··· Dataset extract
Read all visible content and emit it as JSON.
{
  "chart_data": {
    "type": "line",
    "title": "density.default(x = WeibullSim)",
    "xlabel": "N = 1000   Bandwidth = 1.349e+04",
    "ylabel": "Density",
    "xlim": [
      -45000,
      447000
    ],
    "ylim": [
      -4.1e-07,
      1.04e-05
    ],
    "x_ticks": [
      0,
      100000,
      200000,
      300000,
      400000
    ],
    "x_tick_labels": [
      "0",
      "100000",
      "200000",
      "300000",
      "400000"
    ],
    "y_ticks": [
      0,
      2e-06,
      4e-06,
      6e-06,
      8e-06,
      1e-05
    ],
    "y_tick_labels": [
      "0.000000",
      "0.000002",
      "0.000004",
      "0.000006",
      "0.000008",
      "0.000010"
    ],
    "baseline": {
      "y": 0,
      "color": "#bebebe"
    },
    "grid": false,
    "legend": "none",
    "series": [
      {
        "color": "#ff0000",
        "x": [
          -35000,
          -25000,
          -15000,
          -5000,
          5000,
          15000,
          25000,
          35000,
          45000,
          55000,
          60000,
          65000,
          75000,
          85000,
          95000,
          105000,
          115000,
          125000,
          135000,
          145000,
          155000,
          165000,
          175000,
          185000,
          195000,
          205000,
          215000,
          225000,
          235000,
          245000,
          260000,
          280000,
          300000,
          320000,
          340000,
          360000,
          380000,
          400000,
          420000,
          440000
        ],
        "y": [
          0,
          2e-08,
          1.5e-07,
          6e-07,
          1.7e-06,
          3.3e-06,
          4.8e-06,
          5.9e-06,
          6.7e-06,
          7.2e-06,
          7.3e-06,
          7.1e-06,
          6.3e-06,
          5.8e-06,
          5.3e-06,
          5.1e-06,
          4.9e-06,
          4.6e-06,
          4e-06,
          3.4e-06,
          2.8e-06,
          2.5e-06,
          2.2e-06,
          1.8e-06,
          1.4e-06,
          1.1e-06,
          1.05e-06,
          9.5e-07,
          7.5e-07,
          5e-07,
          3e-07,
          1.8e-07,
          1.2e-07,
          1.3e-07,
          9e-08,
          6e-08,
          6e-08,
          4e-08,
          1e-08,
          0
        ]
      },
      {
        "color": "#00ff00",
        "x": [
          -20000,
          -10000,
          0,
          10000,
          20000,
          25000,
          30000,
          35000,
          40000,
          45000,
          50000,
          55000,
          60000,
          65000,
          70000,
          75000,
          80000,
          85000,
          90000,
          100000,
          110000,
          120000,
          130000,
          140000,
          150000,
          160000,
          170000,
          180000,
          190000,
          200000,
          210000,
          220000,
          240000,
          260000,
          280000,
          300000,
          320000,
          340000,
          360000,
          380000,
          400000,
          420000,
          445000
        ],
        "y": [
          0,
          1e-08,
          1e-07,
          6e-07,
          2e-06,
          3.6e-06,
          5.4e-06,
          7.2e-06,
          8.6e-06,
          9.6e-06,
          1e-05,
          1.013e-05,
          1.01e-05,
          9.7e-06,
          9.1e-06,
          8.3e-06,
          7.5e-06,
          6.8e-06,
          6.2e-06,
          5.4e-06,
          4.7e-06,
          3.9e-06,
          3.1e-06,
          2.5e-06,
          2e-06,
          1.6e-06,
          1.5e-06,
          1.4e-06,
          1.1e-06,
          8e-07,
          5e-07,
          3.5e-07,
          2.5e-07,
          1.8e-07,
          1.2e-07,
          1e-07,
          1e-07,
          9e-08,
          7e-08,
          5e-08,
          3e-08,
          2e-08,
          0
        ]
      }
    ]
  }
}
······
• To be done:
Check each line of the records above for the string "color", and report every line that has it.

• Finished task:
      "color": "#bebebe"
        "color": "#ff0000",
        "color": "#00ff00",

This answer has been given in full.